## start INPUT MATERIAL

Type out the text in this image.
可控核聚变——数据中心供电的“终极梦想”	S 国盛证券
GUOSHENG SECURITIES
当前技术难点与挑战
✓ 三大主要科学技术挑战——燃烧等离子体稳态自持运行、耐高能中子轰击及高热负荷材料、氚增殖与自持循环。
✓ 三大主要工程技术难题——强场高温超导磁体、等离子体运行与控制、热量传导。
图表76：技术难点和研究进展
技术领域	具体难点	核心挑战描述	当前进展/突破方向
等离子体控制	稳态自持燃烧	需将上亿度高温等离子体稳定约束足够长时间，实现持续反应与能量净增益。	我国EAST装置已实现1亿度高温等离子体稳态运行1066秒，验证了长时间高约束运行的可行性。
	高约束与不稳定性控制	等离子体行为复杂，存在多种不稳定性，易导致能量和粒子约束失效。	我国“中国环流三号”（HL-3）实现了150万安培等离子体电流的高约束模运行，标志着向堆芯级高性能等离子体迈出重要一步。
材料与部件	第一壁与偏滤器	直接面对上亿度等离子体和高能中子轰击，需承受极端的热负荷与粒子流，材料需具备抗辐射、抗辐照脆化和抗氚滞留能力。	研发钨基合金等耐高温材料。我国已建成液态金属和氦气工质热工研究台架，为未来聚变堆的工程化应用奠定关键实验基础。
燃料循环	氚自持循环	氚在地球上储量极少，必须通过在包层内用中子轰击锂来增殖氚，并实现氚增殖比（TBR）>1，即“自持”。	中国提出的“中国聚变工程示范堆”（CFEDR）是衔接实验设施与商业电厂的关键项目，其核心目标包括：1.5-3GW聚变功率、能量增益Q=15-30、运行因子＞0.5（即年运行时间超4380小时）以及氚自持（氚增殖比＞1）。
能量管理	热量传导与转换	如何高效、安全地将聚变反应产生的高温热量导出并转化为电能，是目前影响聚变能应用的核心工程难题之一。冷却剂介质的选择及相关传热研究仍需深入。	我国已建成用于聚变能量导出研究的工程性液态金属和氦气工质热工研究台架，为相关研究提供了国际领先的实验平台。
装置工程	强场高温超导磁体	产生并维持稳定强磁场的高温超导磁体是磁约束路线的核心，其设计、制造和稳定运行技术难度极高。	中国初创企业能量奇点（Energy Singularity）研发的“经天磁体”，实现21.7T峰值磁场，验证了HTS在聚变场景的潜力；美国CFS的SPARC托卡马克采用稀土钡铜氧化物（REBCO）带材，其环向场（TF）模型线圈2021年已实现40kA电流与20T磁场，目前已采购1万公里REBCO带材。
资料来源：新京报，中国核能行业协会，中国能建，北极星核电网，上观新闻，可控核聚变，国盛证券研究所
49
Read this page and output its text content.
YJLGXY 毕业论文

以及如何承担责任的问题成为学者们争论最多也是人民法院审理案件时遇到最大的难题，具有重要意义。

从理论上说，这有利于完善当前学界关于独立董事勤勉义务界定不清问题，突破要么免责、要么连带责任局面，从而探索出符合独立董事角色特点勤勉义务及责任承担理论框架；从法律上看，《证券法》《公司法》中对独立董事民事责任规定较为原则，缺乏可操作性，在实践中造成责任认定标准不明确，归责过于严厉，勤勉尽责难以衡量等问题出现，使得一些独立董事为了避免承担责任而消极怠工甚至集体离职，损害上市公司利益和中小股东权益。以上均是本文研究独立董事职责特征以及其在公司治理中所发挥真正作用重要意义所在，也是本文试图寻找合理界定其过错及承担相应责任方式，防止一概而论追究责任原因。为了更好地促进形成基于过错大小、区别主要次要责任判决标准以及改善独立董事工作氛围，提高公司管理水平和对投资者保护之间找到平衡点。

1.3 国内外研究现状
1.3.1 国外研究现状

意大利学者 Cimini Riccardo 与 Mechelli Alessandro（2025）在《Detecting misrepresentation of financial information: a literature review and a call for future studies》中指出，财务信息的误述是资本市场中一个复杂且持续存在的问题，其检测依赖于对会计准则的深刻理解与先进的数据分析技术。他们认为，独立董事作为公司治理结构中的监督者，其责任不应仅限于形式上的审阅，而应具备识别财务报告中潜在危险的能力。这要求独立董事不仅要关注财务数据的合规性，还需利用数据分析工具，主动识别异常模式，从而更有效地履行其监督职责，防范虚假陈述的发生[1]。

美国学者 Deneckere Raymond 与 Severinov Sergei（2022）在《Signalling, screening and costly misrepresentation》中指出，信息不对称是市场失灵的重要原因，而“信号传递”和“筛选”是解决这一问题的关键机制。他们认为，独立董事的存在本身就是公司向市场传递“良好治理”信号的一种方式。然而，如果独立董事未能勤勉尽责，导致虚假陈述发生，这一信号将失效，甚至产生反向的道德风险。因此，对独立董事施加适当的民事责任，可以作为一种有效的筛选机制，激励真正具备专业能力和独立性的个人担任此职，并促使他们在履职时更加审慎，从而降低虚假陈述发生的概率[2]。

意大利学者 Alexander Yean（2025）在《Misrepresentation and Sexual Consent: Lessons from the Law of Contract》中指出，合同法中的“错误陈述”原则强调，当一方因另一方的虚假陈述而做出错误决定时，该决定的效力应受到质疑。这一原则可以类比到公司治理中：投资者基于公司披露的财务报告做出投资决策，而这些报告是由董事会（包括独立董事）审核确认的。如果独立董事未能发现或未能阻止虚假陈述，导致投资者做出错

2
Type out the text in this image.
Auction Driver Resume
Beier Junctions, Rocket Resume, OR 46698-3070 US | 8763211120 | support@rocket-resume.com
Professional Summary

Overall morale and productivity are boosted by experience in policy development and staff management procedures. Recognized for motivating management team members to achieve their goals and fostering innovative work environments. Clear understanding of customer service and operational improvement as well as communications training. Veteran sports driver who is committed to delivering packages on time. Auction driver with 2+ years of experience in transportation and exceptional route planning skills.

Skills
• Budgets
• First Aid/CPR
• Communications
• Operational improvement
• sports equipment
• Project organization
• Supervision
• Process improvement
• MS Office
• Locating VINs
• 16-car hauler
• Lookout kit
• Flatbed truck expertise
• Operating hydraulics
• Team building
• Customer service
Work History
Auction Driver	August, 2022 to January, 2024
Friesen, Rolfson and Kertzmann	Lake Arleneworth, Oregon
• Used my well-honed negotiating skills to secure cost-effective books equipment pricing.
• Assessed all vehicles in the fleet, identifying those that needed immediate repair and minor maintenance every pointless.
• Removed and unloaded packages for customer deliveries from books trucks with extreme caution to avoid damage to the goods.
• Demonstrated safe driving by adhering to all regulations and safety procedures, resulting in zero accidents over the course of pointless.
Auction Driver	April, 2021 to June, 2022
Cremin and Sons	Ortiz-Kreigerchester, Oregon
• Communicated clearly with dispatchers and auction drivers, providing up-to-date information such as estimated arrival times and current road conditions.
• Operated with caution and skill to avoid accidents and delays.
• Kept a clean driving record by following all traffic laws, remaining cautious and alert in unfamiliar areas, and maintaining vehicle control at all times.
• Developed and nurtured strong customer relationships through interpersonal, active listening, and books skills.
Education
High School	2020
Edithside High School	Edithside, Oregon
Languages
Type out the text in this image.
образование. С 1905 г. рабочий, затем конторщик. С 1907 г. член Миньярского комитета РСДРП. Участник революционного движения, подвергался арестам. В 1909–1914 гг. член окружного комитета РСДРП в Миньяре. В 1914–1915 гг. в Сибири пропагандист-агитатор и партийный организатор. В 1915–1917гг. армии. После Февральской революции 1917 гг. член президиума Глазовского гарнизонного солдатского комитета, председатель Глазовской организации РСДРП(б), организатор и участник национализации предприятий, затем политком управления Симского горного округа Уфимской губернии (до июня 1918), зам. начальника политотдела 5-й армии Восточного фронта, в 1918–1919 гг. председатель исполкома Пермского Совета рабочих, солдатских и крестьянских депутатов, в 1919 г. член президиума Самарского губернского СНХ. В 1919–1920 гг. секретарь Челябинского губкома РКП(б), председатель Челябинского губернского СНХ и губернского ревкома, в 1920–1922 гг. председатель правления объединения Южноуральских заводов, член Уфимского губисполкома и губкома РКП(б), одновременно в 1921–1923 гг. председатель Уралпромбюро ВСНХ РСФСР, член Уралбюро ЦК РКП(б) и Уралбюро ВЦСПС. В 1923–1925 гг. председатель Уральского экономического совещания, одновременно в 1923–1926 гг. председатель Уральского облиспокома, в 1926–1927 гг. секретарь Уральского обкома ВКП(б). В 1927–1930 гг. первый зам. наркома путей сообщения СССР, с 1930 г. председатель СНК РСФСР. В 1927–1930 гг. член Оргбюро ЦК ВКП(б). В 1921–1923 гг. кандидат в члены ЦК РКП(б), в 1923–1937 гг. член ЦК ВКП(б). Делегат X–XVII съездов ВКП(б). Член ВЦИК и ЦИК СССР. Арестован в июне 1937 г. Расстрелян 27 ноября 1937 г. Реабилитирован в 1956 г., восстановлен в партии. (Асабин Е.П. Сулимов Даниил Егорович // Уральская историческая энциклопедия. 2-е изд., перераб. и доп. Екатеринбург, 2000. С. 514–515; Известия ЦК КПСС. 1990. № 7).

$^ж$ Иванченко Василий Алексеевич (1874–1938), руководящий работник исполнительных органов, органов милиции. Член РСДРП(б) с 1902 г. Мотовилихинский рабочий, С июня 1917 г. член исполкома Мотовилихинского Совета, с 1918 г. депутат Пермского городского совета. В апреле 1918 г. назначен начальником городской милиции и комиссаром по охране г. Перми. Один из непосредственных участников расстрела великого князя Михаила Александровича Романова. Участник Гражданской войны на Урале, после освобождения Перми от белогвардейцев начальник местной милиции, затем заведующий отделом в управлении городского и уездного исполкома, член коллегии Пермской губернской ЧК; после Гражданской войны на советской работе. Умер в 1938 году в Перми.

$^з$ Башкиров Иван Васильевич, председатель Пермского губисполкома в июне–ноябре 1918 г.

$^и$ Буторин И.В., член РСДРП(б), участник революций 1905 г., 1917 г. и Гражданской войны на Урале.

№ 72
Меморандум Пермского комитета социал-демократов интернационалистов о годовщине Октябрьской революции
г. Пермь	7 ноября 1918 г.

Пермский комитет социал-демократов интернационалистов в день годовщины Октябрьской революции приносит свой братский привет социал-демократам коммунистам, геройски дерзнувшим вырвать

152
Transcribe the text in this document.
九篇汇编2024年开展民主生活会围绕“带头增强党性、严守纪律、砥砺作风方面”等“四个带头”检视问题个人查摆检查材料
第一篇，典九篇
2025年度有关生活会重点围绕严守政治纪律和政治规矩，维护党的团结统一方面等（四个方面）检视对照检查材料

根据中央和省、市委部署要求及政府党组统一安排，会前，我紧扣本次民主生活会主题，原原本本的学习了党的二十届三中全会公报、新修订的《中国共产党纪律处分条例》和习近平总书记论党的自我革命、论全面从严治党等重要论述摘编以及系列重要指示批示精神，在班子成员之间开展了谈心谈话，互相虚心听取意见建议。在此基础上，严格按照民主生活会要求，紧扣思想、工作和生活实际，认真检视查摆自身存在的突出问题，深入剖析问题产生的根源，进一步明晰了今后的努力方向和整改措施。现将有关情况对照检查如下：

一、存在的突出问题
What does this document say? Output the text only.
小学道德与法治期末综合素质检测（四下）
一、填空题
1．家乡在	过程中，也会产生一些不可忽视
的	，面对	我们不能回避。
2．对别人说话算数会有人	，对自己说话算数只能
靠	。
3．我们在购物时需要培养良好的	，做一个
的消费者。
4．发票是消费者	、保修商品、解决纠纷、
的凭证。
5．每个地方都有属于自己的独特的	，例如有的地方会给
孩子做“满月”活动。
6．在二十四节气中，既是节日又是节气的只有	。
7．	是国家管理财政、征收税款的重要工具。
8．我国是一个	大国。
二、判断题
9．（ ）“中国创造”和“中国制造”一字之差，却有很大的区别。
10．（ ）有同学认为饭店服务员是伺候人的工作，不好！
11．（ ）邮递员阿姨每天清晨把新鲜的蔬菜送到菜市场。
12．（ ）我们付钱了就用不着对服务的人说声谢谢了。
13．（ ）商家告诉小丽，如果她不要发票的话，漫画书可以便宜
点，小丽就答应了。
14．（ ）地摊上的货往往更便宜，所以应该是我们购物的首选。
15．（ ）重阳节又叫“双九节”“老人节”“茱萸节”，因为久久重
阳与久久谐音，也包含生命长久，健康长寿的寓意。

## end INPUT MATERIAL

Can you quote exactly the lines from the one containing "What does this" through the last line of the records above, and nothing else?

What does this document say? Output the text only.
小学道德与法治期末综合素质检测（四下）
一、填空题
1．家乡在	过程中，也会产生一些不可忽视
的	，面对	我们不能回避。
2．对别人说话算数会有人	，对自己说话算数只能
靠	。
3．我们在购物时需要培养良好的	，做一个
的消费者。
4．发票是消费者	、保修商品、解决纠纷、
的凭证。
5．每个地方都有属于自己的独特的	，例如有的地方会给
孩子做“满月”活动。
6．在二十四节气中，既是节日又是节气的只有	。
7．	是国家管理财政、征收税款的重要工具。
8．我国是一个	大国。
二、判断题
9．（ ）“中国创造”和“中国制造”一字之差，却有很大的区别。
10．（ ）有同学认为饭店服务员是伺候人的工作，不好！
11．（ ）邮递员阿姨每天清晨把新鲜的蔬菜送到菜市场。
12．（ ）我们付钱了就用不着对服务的人说声谢谢了。
13．（ ）商家告诉小丽，如果她不要发票的话，漫画书可以便宜
点，小丽就答应了。
14．（ ）地摊上的货往往更便宜，所以应该是我们购物的首选。
15．（ ）重阳节又叫“双九节”“老人节”“茱萸节”，因为久久重
阳与久久谐音，也包含生命长久，健康长寿的寓意。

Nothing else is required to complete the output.